*What is needed*:
Copy each line of the listing below exactly.

▬▬▬

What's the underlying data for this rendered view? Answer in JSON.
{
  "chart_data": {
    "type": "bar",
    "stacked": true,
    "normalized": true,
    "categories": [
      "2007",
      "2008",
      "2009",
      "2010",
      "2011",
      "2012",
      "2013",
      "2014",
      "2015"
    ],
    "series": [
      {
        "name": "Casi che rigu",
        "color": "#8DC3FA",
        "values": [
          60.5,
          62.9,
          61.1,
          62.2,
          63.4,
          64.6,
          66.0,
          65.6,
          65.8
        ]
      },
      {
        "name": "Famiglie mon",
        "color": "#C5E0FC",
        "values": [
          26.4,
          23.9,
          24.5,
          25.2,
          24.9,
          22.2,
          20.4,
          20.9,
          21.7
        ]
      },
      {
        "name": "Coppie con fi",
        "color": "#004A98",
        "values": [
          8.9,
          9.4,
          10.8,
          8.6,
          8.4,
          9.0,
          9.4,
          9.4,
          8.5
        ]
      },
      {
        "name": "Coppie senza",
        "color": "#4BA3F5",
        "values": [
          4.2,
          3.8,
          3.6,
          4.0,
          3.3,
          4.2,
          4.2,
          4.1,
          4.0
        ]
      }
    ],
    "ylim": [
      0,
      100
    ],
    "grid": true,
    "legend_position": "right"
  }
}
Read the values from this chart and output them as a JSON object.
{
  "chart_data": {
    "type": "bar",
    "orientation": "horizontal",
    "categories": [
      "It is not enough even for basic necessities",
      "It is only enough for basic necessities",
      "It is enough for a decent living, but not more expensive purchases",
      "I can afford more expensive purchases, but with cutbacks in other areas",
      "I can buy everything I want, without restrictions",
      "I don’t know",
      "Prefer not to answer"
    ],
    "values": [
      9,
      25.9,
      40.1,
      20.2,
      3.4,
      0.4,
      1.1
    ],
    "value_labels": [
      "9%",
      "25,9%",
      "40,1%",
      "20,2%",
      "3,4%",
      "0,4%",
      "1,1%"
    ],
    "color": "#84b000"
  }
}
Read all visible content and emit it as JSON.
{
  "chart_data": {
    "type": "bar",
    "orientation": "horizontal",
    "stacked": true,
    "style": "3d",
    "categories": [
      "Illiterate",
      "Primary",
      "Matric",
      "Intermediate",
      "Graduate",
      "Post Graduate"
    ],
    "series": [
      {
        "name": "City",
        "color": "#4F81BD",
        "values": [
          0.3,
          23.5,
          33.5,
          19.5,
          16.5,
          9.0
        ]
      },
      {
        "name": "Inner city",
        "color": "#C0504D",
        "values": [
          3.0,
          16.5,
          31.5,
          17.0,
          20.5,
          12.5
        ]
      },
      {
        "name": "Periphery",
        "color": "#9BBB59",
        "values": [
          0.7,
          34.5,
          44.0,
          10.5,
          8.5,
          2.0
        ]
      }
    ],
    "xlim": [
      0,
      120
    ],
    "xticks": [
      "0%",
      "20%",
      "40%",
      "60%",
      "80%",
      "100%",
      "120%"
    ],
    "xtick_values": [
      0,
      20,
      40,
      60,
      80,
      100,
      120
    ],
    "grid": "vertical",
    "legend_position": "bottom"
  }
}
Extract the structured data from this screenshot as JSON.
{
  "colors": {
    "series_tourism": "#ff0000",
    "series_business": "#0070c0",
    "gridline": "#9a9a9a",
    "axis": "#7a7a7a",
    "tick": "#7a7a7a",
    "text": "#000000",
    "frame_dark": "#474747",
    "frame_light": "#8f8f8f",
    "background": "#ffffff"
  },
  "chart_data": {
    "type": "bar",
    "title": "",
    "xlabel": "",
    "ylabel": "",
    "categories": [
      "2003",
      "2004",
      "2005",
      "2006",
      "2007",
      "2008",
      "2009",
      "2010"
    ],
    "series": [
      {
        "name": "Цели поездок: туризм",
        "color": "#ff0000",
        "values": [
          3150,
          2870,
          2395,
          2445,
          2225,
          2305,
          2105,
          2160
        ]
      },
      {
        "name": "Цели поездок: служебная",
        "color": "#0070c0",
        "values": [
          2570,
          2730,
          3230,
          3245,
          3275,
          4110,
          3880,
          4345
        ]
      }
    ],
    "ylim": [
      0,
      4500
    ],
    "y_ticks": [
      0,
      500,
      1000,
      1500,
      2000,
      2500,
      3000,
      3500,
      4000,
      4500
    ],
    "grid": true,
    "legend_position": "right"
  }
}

▬▬▬

*Exercise response*:
What's the underlying data for this rendered view? Answer in JSON.
{
  "chart_data": {
    "type": "bar",
    "stacked": true,
    "normalized": true,
    "categories": [
      "2007",
      "2008",
      "2009",
      "2010",
      "2011",
      "2012",
      "2013",
      "2014",
      "2015"
    ],
    "series": [
      {
        "name": "Casi che rigu",
        "color": "#8DC3FA",
        "values": [
          60.5,
          62.9,
          61.1,
          62.2,
          63.4,
          64.6,
          66.0,
          65.6,
          65.8
        ]
      },
      {
        "name": "Famiglie mon",
        "color": "#C5E0FC",
        "values": [
          26.4,
          23.9,
          24.5,
          25.2,
          24.9,
          22.2,
          20.4,
          20.9,
          21.7
        ]
      },
      {
        "name": "Coppie con fi",
        "color": "#004A98",
        "values": [
          8.9,
          9.4,
          10.8,
          8.6,
          8.4,
          9.0,
          9.4,
          9.4,
          8.5
        ]
      },
      {
        "name": "Coppie senza",
        "color": "#4BA3F5",
        "values": [
          4.2,
          3.8,
          3.6,
          4.0,
          3.3,
          4.2,
          4.2,
          4.1,
          4.0
        ]
      }
    ],
    "ylim": [
      0,
      100
    ],
    "grid": true,
    "legend_position": "right"
  }
}
Read the values from this chart and output them as a JSON object.
{
  "chart_data": {
    "type": "bar",
    "orientation": "horizontal",
    "categories": [
      "It is not enough even for basic necessities",
      "It is only enough for basic necessities",
      "It is enough for a decent living, but not more expensive purchases",
      "I can afford more expensive purchases, but with cutbacks in other areas",
      "I can buy everything I want, without restrictions",
      "I don’t know",
      "Prefer not to answer"
    ],
    "values": [
      9,
      25.9,
      40.1,
      20.2,
      3.4,
      0.4,
      1.1
    ],
    "value_labels": [
      "9%",
      "25,9%",
      "40,1%",
      "20,2%",
      "3,4%",
      "0,4%",
      "1,1%"
    ],
    "color": "#84b000"
  }
}
Read all visible content and emit it as JSON.
{
  "chart_data": {
    "type": "bar",
    "orientation": "horizontal",
    "stacked": true,
    "style": "3d",
    "categories": [
      "Illiterate",
      "Primary",
      "Matric",
      "Intermediate",
      "Graduate",
      "Post Graduate"
    ],
    "series": [
      {
        "name": "City",
        "color": "#4F81BD",
        "values": [
          0.3,
          23.5,
          33.5,
          19.5,
          16.5,
          9.0
        ]
      },
      {
        "name": "Inner city",
        "color": "#C0504D",
        "values": [
          3.0,
          16.5,
          31.5,
          17.0,
          20.5,
          12.5
        ]
      },
      {
        "name": "Periphery",
        "color": "#9BBB59",
        "values": [
          0.7,
          34.5,
          44.0,
          10.5,
          8.5,
          2.0
        ]
      }
    ],
    "xlim": [
      0,
      120
    ],
    "xticks": [
      "0%",
      "20%",
      "40%",
      "60%",
      "80%",
      "100%",
      "120%"
    ],
    "xtick_values": [
      0,
      20,
      40,
      60,
      80,
      100,
      120
    ],
    "grid": "vertical",
    "legend_position": "bottom"
  }
}
Extract the structured data from this screenshot as JSON.
{
  "colors": {
    "series_tourism": "#ff0000",
    "series_business": "#0070c0",
    "gridline": "#9a9a9a",
    "axis": "#7a7a7a",
    "tick": "#7a7a7a",
    "text": "#000000",
    "frame_dark": "#474747",
    "frame_light": "#8f8f8f",
    "background": "#ffffff"
  },
  "chart_data": {
    "type": "bar",
    "title": "",
    "xlabel": "",
    "ylabel": "",
    "categories": [
      "2003",
      "2004",
      "2005",
      "2006",
      "2007",
      "2008",
      "2009",
      "2010"
    ],
    "series": [
      {
        "name": "Цели поездок: туризм",
        "color": "#ff0000",
        "values": [
          3150,
          2870,
          2395,
          2445,
          2225,
          2305,
          2105,
          2160
        ]
      },
      {
        "name": "Цели поездок: служебная",
        "color": "#0070c0",
        "values": [
          2570,
          2730,
          3230,
          3245,
          3275,
          4110,
          3880,
          4345
        ]
      }
    ],
    "ylim": [
      0,
      4500
    ],
    "y_ticks": [
      0,
      500,
      1000,
      1500,
      2000,
      2500,
      3000,
      3500,
      4000,
      4500
    ],
    "grid": true,
    "legend_position": "right"
  }
}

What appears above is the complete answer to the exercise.